Exercise - Images should be left out, and everything else in the listing reproduced exactly.

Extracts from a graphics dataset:
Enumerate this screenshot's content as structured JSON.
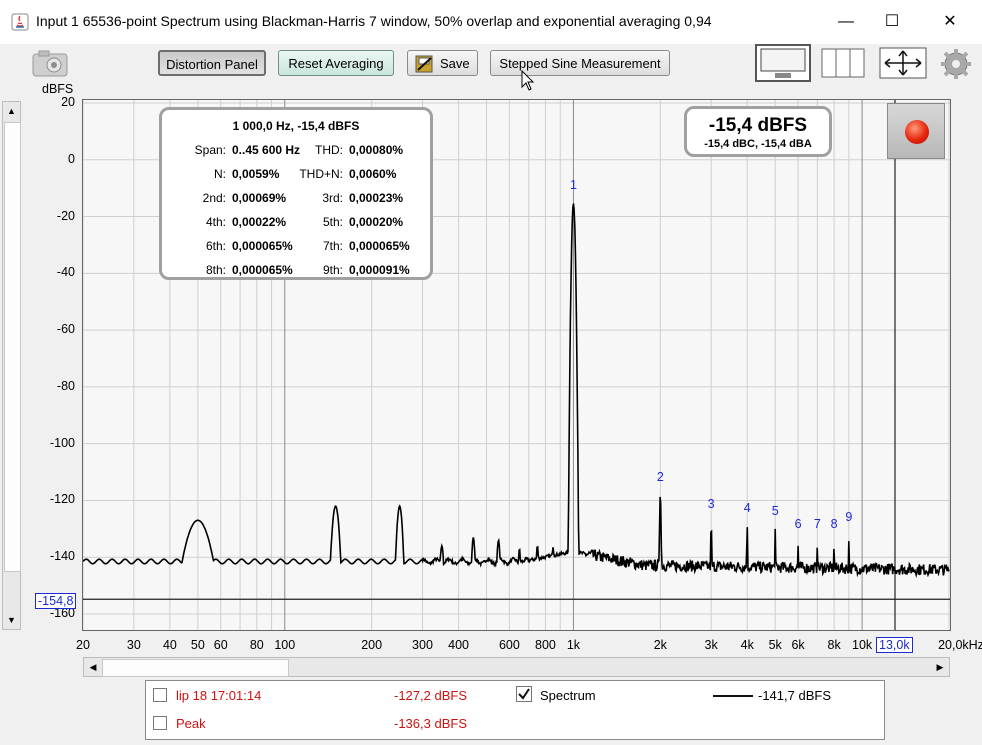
{
  "window": {
    "title": "Input 1 65536-point Spectrum using Blackman-Harris 7 window, 50% overlap and exponential averaging 0,94",
    "controls": {
      "minimize": "—",
      "maximize": "☐",
      "close": "✕"
    }
  },
  "toolbar": {
    "distortion_panel": "Distortion Panel",
    "reset_averaging": "Reset Averaging",
    "save": "Save",
    "stepped_sine": "Stepped Sine Measurement"
  },
  "plot": {
    "y_unit": "dBFS",
    "y_ticks": [
      "20",
      "0",
      "-20",
      "-40",
      "-60",
      "-80",
      "-100",
      "-120",
      "-140",
      "-160"
    ],
    "x_ticks": [
      "20",
      "30",
      "40",
      "50",
      "60",
      "80",
      "100",
      "200",
      "300",
      "400",
      "600",
      "800",
      "1k",
      "2k",
      "3k",
      "4k",
      "5k",
      "6k",
      "8k",
      "10k",
      "20,0kHz"
    ],
    "cursor_x": "13,0k",
    "ref_level": "-154,8",
    "harmonic_labels": [
      "1",
      "2",
      "3",
      "4",
      "5",
      "6",
      "7",
      "8",
      "9"
    ]
  },
  "distortion": {
    "header": "1 000,0 Hz, -15,4 dBFS",
    "rows": [
      [
        {
          "label": "Span:",
          "value": "0..45 600 Hz"
        },
        {
          "label": "THD:",
          "value": "0,00080%"
        }
      ],
      [
        {
          "label": "N:",
          "value": "0,0059%"
        },
        {
          "label": "THD+N:",
          "value": "0,0060%"
        }
      ],
      [
        {
          "label": "2nd:",
          "value": "0,00069%"
        },
        {
          "label": "3rd:",
          "value": "0,00023%"
        }
      ],
      [
        {
          "label": "4th:",
          "value": "0,00022%"
        },
        {
          "label": "5th:",
          "value": "0,00020%"
        }
      ],
      [
        {
          "label": "6th:",
          "value": "0,000065%"
        },
        {
          "label": "7th:",
          "value": "0,000065%"
        }
      ],
      [
        {
          "label": "8th:",
          "value": "0,000065%"
        },
        {
          "label": "9th:",
          "value": "0,000091%"
        }
      ]
    ]
  },
  "level": {
    "main": "-15,4 dBFS",
    "sub": "-15,4 dBC, -15,4 dBA"
  },
  "legend": {
    "rows": [
      {
        "name": "lip 18 17:01:14",
        "value": "-127,2 dBFS"
      },
      {
        "name": "Peak",
        "value": "-136,3 dBFS"
      }
    ],
    "spectrum_label": "Spectrum",
    "spectrum_value": "-141,7 dBFS"
  },
  "colors": {
    "marker_blue": "#1d2ad4",
    "legend_red": "#d01010",
    "record_red": "#e8240c"
  }
}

Full response -
Enumerate this screenshot's content as structured JSON.
{
  "window": {
    "title": "Input 1 65536-point Spectrum using Blackman-Harris 7 window, 50% overlap and exponential averaging 0,94",
    "controls": {
      "minimize": "—",
      "maximize": "☐",
      "close": "✕"
    }
  },
  "toolbar": {
    "distortion_panel": "Distortion Panel",
    "reset_averaging": "Reset Averaging",
    "save": "Save",
    "stepped_sine": "Stepped Sine Measurement"
  },
  "plot": {
    "y_unit": "dBFS",
    "y_ticks": [
      "20",
      "0",
      "-20",
      "-40",
      "-60",
      "-80",
      "-100",
      "-120",
      "-140",
      "-160"
    ],
    "x_ticks": [
      "20",
      "30",
      "40",
      "50",
      "60",
      "80",
      "100",
      "200",
      "300",
      "400",
      "600",
      "800",
      "1k",
      "2k",
      "3k",
      "4k",
      "5k",
      "6k",
      "8k",
      "10k",
      "20,0kHz"
    ],
    "cursor_x": "13,0k",
    "ref_level": "-154,8",
    "harmonic_labels": [
      "1",
      "2",
      "3",
      "4",
      "5",
      "6",
      "7",
      "8",
      "9"
    ]
  },
  "distortion": {
    "header": "1 000,0 Hz, -15,4 dBFS",
    "rows": [
      [
        {
          "label": "Span:",
          "value": "0..45 600 Hz"
        },
        {
          "label": "THD:",
          "value": "0,00080%"
        }
      ],
      [
        {
          "label": "N:",
          "value": "0,0059%"
        },
        {
          "label": "THD+N:",
          "value": "0,0060%"
        }
      ],
      [
        {
          "label": "2nd:",
          "value": "0,00069%"
        },
        {
          "label": "3rd:",
          "value": "0,00023%"
        }
      ],
      [
        {
          "label": "4th:",
          "value": "0,00022%"
        },
        {
          "label": "5th:",
          "value": "0,00020%"
        }
      ],
      [
        {
          "label": "6th:",
          "value": "0,000065%"
        },
        {
          "label": "7th:",
          "value": "0,000065%"
        }
      ],
      [
        {
          "label": "8th:",
          "value": "0,000065%"
        },
        {
          "label": "9th:",
          "value": "0,000091%"
        }
      ]
    ]
  },
  "level": {
    "main": "-15,4 dBFS",
    "sub": "-15,4 dBC, -15,4 dBA"
  },
  "legend": {
    "rows": [
      {
        "name": "lip 18 17:01:14",
        "value": "-127,2 dBFS"
      },
      {
        "name": "Peak",
        "value": "-136,3 dBFS"
      }
    ],
    "spectrum_label": "Spectrum",
    "spectrum_value": "-141,7 dBFS"
  },
  "colors": {
    "marker_blue": "#1d2ad4",
    "legend_red": "#d01010",
    "record_red": "#e8240c"
  }
}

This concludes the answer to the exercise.